PROBLEM TO WORK ON
Leave out the pictures; transcribe all else exactly.
>> Begin RECORDS SHOWN
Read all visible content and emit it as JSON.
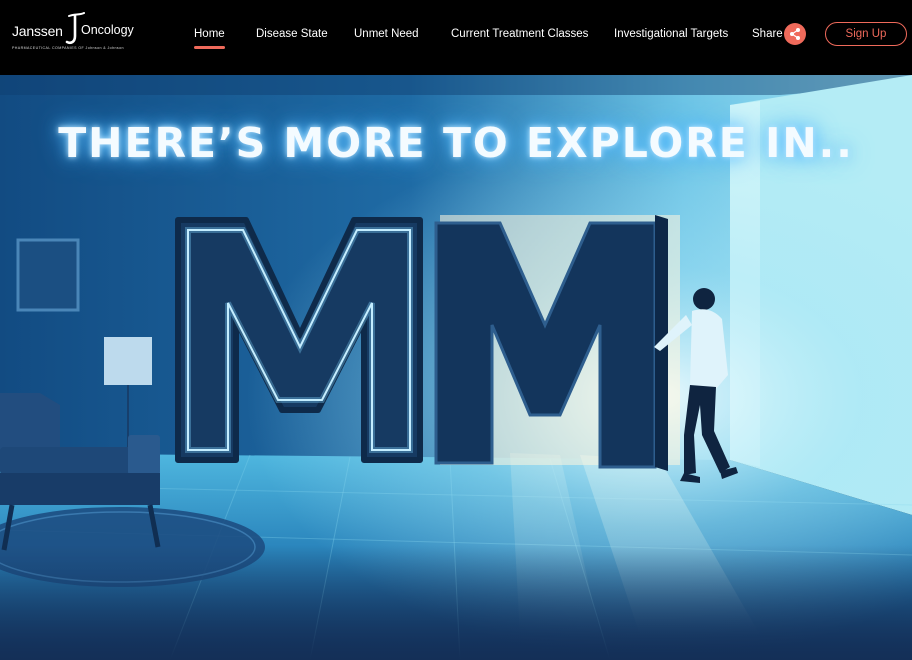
{
  "brand": {
    "name_left": "Janssen",
    "name_right": "Oncology",
    "tagline": "PHARMACEUTICAL COMPANIES OF Johnson & Johnson"
  },
  "nav": {
    "items": [
      {
        "label": "Home",
        "active": true
      },
      {
        "label": "Disease State",
        "active": false
      },
      {
        "label": "Unmet Need",
        "active": false
      },
      {
        "label": "Current Treatment Classes",
        "active": false
      },
      {
        "label": "Investigational Targets",
        "active": false
      }
    ],
    "share_label": "Share",
    "signup_label": "Sign Up"
  },
  "hero": {
    "title": "THERE’S MORE TO EXPLORE IN..",
    "letters": "MM"
  },
  "colors": {
    "accent": "#ef6a5b",
    "header_bg": "#000000",
    "hero_deep": "#143f70",
    "hero_glow": "#e6fbff"
  }
}
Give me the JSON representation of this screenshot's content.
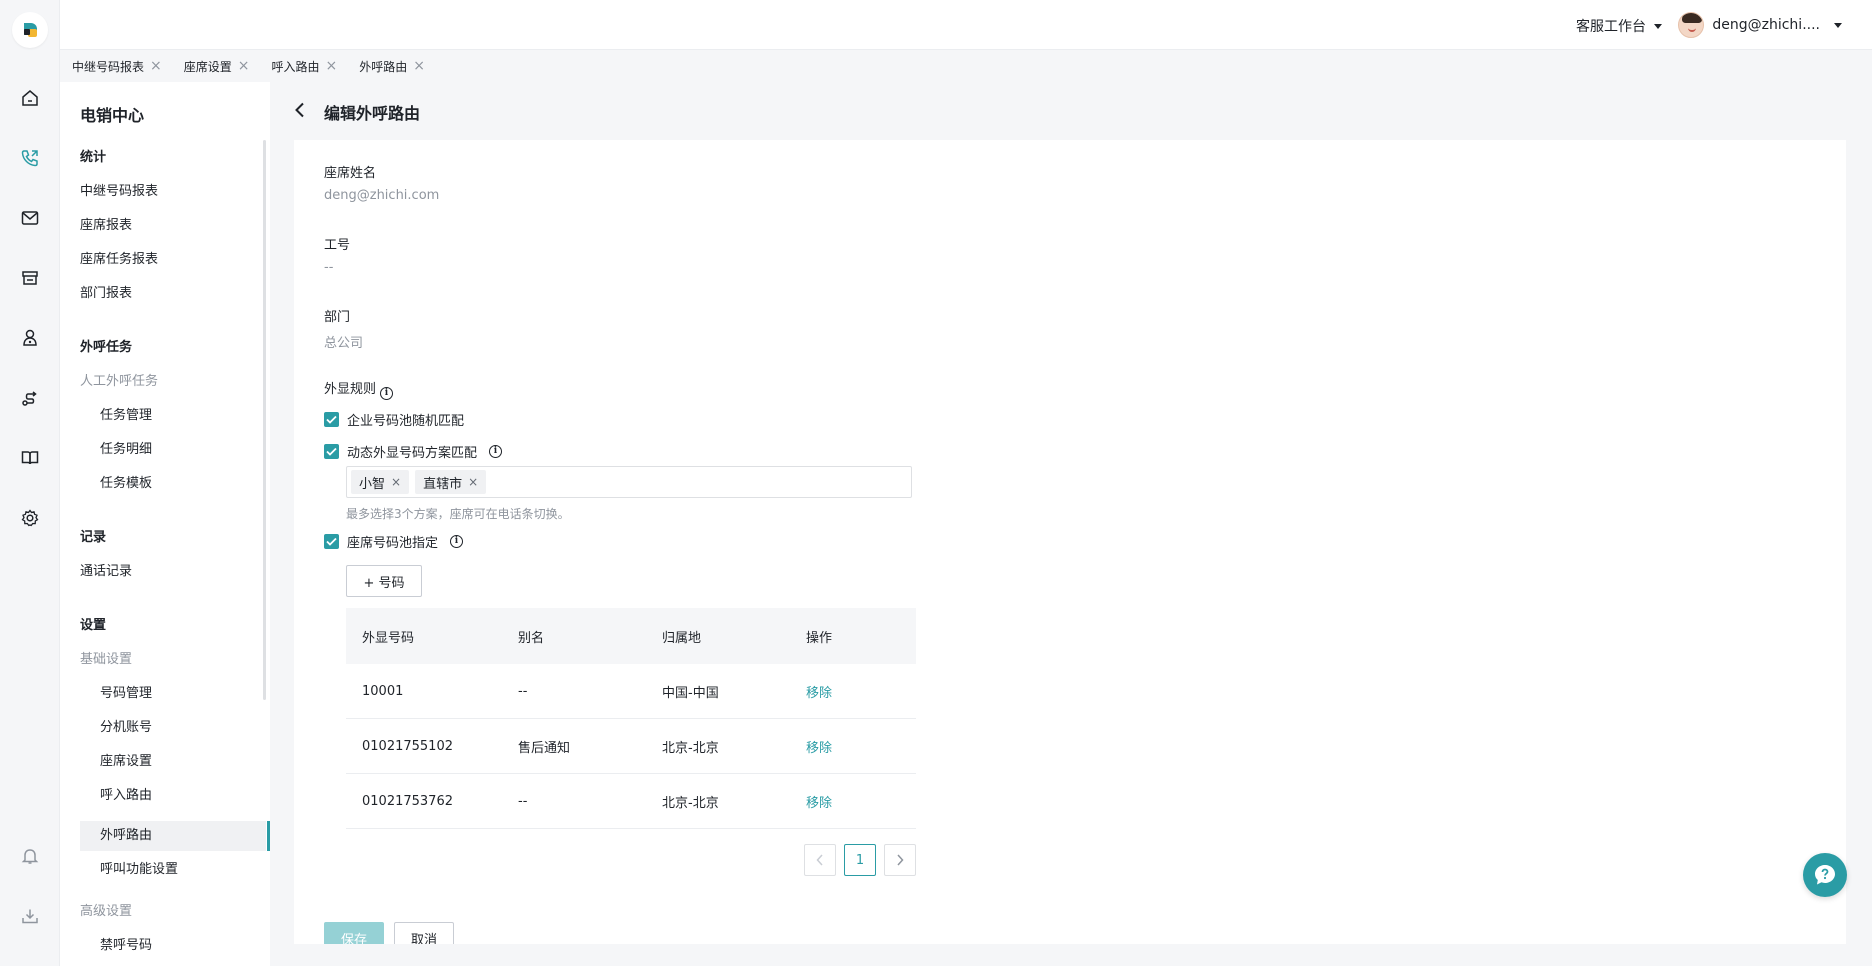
{
  "header": {
    "workspace_label": "客服工作台",
    "user_name": "deng@zhichi...."
  },
  "tabs": [
    {
      "label": "中继号码报表"
    },
    {
      "label": "座席设置"
    },
    {
      "label": "呼入路由"
    },
    {
      "label": "外呼路由"
    }
  ],
  "sidebar": {
    "title": "电销中心",
    "groups": {
      "stats": {
        "label": "统计",
        "items": [
          "中继号码报表",
          "座席报表",
          "座席任务报表",
          "部门报表"
        ]
      },
      "outbound": {
        "label": "外呼任务",
        "sub_label": "人工外呼任务",
        "items": [
          "任务管理",
          "任务明细",
          "任务模板"
        ]
      },
      "records": {
        "label": "记录",
        "items": [
          "通话记录"
        ]
      },
      "settings": {
        "label": "设置",
        "basic_label": "基础设置",
        "basic_items": [
          "号码管理",
          "分机账号",
          "座席设置",
          "呼入路由",
          "外呼路由",
          "呼叫功能设置"
        ],
        "advanced_label": "高级设置",
        "advanced_items": [
          "禁呼号码"
        ]
      }
    }
  },
  "page": {
    "title": "编辑外呼路由",
    "agent_name_label": "座席姓名",
    "agent_name_value": "deng@zhichi.com",
    "job_no_label": "工号",
    "job_no_value": "--",
    "dept_label": "部门",
    "dept_value": "总公司",
    "display_rule_label": "外显规则",
    "rules": [
      {
        "label": "企业号码池随机匹配",
        "checked": true
      },
      {
        "label": "动态外显号码方案匹配",
        "checked": true
      },
      {
        "label": "座席号码池指定",
        "checked": true
      }
    ],
    "schemes": [
      "小智",
      "直辖市"
    ],
    "scheme_hint": "最多选择3个方案，座席可在电话条切换。",
    "add_number_label": "+ 号码",
    "table": {
      "columns": [
        "外显号码",
        "别名",
        "归属地",
        "操作"
      ],
      "rows": [
        {
          "number": "10001",
          "alias": "--",
          "location": "中国-中国",
          "action": "移除"
        },
        {
          "number": "01021755102",
          "alias": "售后通知",
          "location": "北京-北京",
          "action": "移除"
        },
        {
          "number": "01021753762",
          "alias": "--",
          "location": "北京-北京",
          "action": "移除"
        }
      ]
    },
    "pagination": {
      "current": "1"
    },
    "save_label": "保存",
    "cancel_label": "取消"
  },
  "colors": {
    "accent": "#2a9ca5",
    "accent_light": "#95d1d5"
  },
  "icons": [
    "home-icon",
    "phone-icon",
    "mail-icon",
    "store-icon",
    "user-icon",
    "route-icon",
    "book-icon",
    "gear-icon",
    "bell-icon",
    "download-icon",
    "help-icon"
  ]
}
>> End RECORDS SHOWN
EXERCISE SOLUTION
Read all visible content and emit it as JSON.
{
  "brand": {
    "name_left": "Janssen",
    "name_right": "Oncology",
    "tagline": "PHARMACEUTICAL COMPANIES OF Johnson & Johnson"
  },
  "nav": {
    "items": [
      {
        "label": "Home",
        "active": true
      },
      {
        "label": "Disease State",
        "active": false
      },
      {
        "label": "Unmet Need",
        "active": false
      },
      {
        "label": "Current Treatment Classes",
        "active": false
      },
      {
        "label": "Investigational Targets",
        "active": false
      }
    ],
    "share_label": "Share",
    "signup_label": "Sign Up"
  },
  "hero": {
    "title": "THERE’S MORE TO EXPLORE IN..",
    "letters": "MM"
  },
  "colors": {
    "accent": "#ef6a5b",
    "header_bg": "#000000",
    "hero_deep": "#143f70",
    "hero_glow": "#e6fbff"
  }
}
Give me the JSON representation of this screenshot's content.
{
  "header": {
    "workspace_label": "客服工作台",
    "user_name": "deng@zhichi...."
  },
  "tabs": [
    {
      "label": "中继号码报表"
    },
    {
      "label": "座席设置"
    },
    {
      "label": "呼入路由"
    },
    {
      "label": "外呼路由"
    }
  ],
  "sidebar": {
    "title": "电销中心",
    "groups": {
      "stats": {
        "label": "统计",
        "items": [
          "中继号码报表",
          "座席报表",
          "座席任务报表",
          "部门报表"
        ]
      },
      "outbound": {
        "label": "外呼任务",
        "sub_label": "人工外呼任务",
        "items": [
          "任务管理",
          "任务明细",
          "任务模板"
        ]
      },
      "records": {
        "label": "记录",
        "items": [
          "通话记录"
        ]
      },
      "settings": {
        "label": "设置",
        "basic_label": "基础设置",
        "basic_items": [
          "号码管理",
          "分机账号",
          "座席设置",
          "呼入路由",
          "外呼路由",
          "呼叫功能设置"
        ],
        "advanced_label": "高级设置",
        "advanced_items": [
          "禁呼号码"
        ]
      }
    }
  },
  "page": {
    "title": "编辑外呼路由",
    "agent_name_label": "座席姓名",
    "agent_name_value": "deng@zhichi.com",
    "job_no_label": "工号",
    "job_no_value": "--",
    "dept_label": "部门",
    "dept_value": "总公司",
    "display_rule_label": "外显规则",
    "rules": [
      {
        "label": "企业号码池随机匹配",
        "checked": true
      },
      {
        "label": "动态外显号码方案匹配",
        "checked": true
      },
      {
        "label": "座席号码池指定",
        "checked": true
      }
    ],
    "schemes": [
      "小智",
      "直辖市"
    ],
    "scheme_hint": "最多选择3个方案，座席可在电话条切换。",
    "add_number_label": "+ 号码",
    "table": {
      "columns": [
        "外显号码",
        "别名",
        "归属地",
        "操作"
      ],
      "rows": [
        {
          "number": "10001",
          "alias": "--",
          "location": "中国-中国",
          "action": "移除"
        },
        {
          "number": "01021755102",
          "alias": "售后通知",
          "location": "北京-北京",
          "action": "移除"
        },
        {
          "number": "01021753762",
          "alias": "--",
          "location": "北京-北京",
          "action": "移除"
        }
      ]
    },
    "pagination": {
      "current": "1"
    },
    "save_label": "保存",
    "cancel_label": "取消"
  },
  "colors": {
    "accent": "#2a9ca5",
    "accent_light": "#95d1d5"
  },
  "icons": [
    "home-icon",
    "phone-icon",
    "mail-icon",
    "store-icon",
    "user-icon",
    "route-icon",
    "book-icon",
    "gear-icon",
    "bell-icon",
    "download-icon",
    "help-icon"
  ]
}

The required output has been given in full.